§ Data provided

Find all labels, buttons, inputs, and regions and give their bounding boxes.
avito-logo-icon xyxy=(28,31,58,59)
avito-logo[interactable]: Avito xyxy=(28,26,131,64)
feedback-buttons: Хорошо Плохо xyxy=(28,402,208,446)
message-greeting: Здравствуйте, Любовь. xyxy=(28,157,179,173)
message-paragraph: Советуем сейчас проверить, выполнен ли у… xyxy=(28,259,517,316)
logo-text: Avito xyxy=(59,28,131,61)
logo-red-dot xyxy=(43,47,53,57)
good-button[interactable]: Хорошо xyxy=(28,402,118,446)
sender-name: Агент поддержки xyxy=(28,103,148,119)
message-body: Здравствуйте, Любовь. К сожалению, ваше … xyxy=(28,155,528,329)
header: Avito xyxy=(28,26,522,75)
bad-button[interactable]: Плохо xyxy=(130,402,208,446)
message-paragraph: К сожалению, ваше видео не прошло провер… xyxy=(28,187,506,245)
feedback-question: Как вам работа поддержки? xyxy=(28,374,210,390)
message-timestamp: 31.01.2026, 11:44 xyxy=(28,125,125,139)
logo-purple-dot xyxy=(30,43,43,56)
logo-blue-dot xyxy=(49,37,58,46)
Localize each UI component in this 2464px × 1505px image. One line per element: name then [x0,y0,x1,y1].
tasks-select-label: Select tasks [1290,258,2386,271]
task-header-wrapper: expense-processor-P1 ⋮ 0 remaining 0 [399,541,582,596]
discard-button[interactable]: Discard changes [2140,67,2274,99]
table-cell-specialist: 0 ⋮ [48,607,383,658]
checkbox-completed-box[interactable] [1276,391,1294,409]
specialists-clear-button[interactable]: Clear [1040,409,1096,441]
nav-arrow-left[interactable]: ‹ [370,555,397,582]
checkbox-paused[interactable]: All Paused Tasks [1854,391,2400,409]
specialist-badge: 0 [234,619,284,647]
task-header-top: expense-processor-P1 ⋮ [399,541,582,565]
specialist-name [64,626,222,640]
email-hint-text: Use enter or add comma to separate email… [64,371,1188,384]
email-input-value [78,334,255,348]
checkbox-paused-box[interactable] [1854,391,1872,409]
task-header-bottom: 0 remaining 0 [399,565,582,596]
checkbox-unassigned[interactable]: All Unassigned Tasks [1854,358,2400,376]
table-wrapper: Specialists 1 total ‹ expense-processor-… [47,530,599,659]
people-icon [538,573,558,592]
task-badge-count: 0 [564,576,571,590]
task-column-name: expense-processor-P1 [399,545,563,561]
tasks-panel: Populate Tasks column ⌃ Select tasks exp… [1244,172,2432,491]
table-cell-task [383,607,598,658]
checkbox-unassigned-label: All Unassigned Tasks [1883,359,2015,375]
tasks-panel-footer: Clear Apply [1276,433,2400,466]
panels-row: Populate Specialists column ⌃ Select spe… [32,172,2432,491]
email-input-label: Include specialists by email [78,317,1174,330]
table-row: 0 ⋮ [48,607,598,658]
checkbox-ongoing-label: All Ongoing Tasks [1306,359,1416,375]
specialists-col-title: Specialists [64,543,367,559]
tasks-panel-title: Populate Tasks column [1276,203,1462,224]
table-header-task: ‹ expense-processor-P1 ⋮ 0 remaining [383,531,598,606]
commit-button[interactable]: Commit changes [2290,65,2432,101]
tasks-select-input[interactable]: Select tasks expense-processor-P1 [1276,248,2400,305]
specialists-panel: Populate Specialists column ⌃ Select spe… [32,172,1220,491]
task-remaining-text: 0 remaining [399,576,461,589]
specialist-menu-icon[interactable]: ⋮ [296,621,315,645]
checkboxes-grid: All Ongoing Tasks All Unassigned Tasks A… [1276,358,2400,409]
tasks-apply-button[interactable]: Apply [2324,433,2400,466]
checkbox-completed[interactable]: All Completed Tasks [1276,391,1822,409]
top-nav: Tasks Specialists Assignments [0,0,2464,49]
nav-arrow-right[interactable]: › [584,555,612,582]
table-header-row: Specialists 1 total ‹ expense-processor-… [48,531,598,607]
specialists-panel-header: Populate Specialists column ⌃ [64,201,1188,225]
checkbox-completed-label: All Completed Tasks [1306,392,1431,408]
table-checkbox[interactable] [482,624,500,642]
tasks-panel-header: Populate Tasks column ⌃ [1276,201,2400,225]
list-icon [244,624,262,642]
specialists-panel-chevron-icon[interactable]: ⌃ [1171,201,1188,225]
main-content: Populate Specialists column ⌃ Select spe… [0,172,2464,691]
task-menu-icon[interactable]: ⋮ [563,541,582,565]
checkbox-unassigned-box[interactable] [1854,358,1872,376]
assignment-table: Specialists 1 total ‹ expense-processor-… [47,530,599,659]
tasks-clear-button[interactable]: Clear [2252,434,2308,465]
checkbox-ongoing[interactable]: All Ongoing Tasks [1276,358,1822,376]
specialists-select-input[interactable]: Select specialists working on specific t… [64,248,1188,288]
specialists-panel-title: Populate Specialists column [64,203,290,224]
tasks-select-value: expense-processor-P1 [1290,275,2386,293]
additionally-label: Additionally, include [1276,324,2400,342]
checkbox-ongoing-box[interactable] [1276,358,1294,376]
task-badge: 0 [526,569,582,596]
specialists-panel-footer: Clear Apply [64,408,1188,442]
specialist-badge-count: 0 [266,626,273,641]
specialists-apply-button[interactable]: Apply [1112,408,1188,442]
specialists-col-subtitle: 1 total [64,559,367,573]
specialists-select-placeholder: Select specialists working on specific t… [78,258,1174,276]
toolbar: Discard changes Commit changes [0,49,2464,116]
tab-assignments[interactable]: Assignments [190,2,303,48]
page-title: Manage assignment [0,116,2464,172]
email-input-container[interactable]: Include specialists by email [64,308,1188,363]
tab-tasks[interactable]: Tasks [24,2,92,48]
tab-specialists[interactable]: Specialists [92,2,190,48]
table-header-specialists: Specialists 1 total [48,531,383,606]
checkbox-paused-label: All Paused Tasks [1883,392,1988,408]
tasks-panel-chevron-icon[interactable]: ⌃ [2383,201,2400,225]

§ The request
Reproduce every line of the items above word for word, with nothing changed, added, or left out.

§ Response to the task
Find all labels, buttons, inputs, and regions and give their bounding boxes.
avito-logo-icon xyxy=(28,31,58,59)
avito-logo[interactable]: Avito xyxy=(28,26,131,64)
feedback-buttons: Хорошо Плохо xyxy=(28,402,208,446)
message-greeting: Здравствуйте, Любовь. xyxy=(28,157,179,173)
message-paragraph: Советуем сейчас проверить, выполнен ли у… xyxy=(28,259,517,316)
logo-text: Avito xyxy=(59,28,131,61)
logo-red-dot xyxy=(43,47,53,57)
good-button[interactable]: Хорошо xyxy=(28,402,118,446)
sender-name: Агент поддержки xyxy=(28,103,148,119)
message-body: Здравствуйте, Любовь. К сожалению, ваше … xyxy=(28,155,528,329)
header: Avito xyxy=(28,26,522,75)
bad-button[interactable]: Плохо xyxy=(130,402,208,446)
message-paragraph: К сожалению, ваше видео не прошло провер… xyxy=(28,187,506,245)
feedback-question: Как вам работа поддержки? xyxy=(28,374,210,390)
message-timestamp: 31.01.2026, 11:44 xyxy=(28,125,125,139)
logo-purple-dot xyxy=(30,43,43,56)
logo-blue-dot xyxy=(49,37,58,46)
Localize each UI component in this 2464px × 1505px image. One line per element: name then [x0,y0,x1,y1].
tasks-select-label: Select tasks [1290,258,2386,271]
task-header-wrapper: expense-processor-P1 ⋮ 0 remaining 0 [399,541,582,596]
discard-button[interactable]: Discard changes [2140,67,2274,99]
table-cell-specialist: 0 ⋮ [48,607,383,658]
checkbox-completed-box[interactable] [1276,391,1294,409]
specialists-clear-button[interactable]: Clear [1040,409,1096,441]
nav-arrow-left[interactable]: ‹ [370,555,397,582]
checkbox-paused[interactable]: All Paused Tasks [1854,391,2400,409]
specialist-badge: 0 [234,619,284,647]
task-header-top: expense-processor-P1 ⋮ [399,541,582,565]
specialist-name [64,626,222,640]
email-hint-text: Use enter or add comma to separate email… [64,371,1188,384]
email-input-value [78,334,255,348]
checkbox-paused-box[interactable] [1854,391,1872,409]
task-header-bottom: 0 remaining 0 [399,565,582,596]
checkbox-unassigned[interactable]: All Unassigned Tasks [1854,358,2400,376]
table-wrapper: Specialists 1 total ‹ expense-processor-… [47,530,599,659]
people-icon [538,573,558,592]
task-badge-count: 0 [564,576,571,590]
task-column-name: expense-processor-P1 [399,545,563,561]
tasks-panel: Populate Tasks column ⌃ Select tasks exp… [1244,172,2432,491]
table-cell-task [383,607,598,658]
checkbox-unassigned-label: All Unassigned Tasks [1883,359,2015,375]
tasks-panel-footer: Clear Apply [1276,433,2400,466]
panels-row: Populate Specialists column ⌃ Select spe… [32,172,2432,491]
email-input-label: Include specialists by email [78,317,1174,330]
table-row: 0 ⋮ [48,607,598,658]
checkbox-ongoing-label: All Ongoing Tasks [1306,359,1416,375]
specialists-col-title: Specialists [64,543,367,559]
tasks-panel-title: Populate Tasks column [1276,203,1462,224]
table-header-task: ‹ expense-processor-P1 ⋮ 0 remaining [383,531,598,606]
commit-button[interactable]: Commit changes [2290,65,2432,101]
tasks-select-input[interactable]: Select tasks expense-processor-P1 [1276,248,2400,305]
specialists-panel: Populate Specialists column ⌃ Select spe… [32,172,1220,491]
task-remaining-text: 0 remaining [399,576,461,589]
specialist-menu-icon[interactable]: ⋮ [296,621,315,645]
checkboxes-grid: All Ongoing Tasks All Unassigned Tasks A… [1276,358,2400,409]
tasks-apply-button[interactable]: Apply [2324,433,2400,466]
checkbox-completed[interactable]: All Completed Tasks [1276,391,1822,409]
top-nav: Tasks Specialists Assignments [0,0,2464,49]
nav-arrow-right[interactable]: › [584,555,612,582]
table-header-row: Specialists 1 total ‹ expense-processor-… [48,531,598,607]
specialists-panel-header: Populate Specialists column ⌃ [64,201,1188,225]
checkbox-completed-label: All Completed Tasks [1306,392,1431,408]
table-checkbox[interactable] [482,624,500,642]
tasks-panel-header: Populate Tasks column ⌃ [1276,201,2400,225]
list-icon [244,624,262,642]
specialists-panel-chevron-icon[interactable]: ⌃ [1171,201,1188,225]
main-content: Populate Specialists column ⌃ Select spe… [0,172,2464,691]
task-menu-icon[interactable]: ⋮ [563,541,582,565]
checkbox-unassigned-box[interactable] [1854,358,1872,376]
assignment-table: Specialists 1 total ‹ expense-processor-… [47,530,599,659]
tasks-clear-button[interactable]: Clear [2252,434,2308,465]
checkbox-ongoing[interactable]: All Ongoing Tasks [1276,358,1822,376]
specialists-select-input[interactable]: Select specialists working on specific t… [64,248,1188,288]
specialists-panel-title: Populate Specialists column [64,203,290,224]
tasks-select-value: expense-processor-P1 [1290,275,2386,293]
additionally-label: Additionally, include [1276,324,2400,342]
checkbox-ongoing-box[interactable] [1276,358,1294,376]
task-badge: 0 [526,569,582,596]
specialists-panel-footer: Clear Apply [64,408,1188,442]
specialist-badge-count: 0 [266,626,273,641]
specialists-apply-button[interactable]: Apply [1112,408,1188,442]
specialists-col-subtitle: 1 total [64,559,367,573]
specialists-select-placeholder: Select specialists working on specific t… [78,258,1174,276]
toolbar: Discard changes Commit changes [0,49,2464,116]
tab-assignments[interactable]: Assignments [190,2,303,48]
page-title: Manage assignment [0,116,2464,172]
email-input-container[interactable]: Include specialists by email [64,308,1188,363]
tab-tasks[interactable]: Tasks [24,2,92,48]
tab-specialists[interactable]: Specialists [92,2,190,48]
table-header-specialists: Specialists 1 total [48,531,383,606]
checkbox-paused-label: All Paused Tasks [1883,392,1988,408]
tasks-panel-chevron-icon[interactable]: ⌃ [2383,201,2400,225]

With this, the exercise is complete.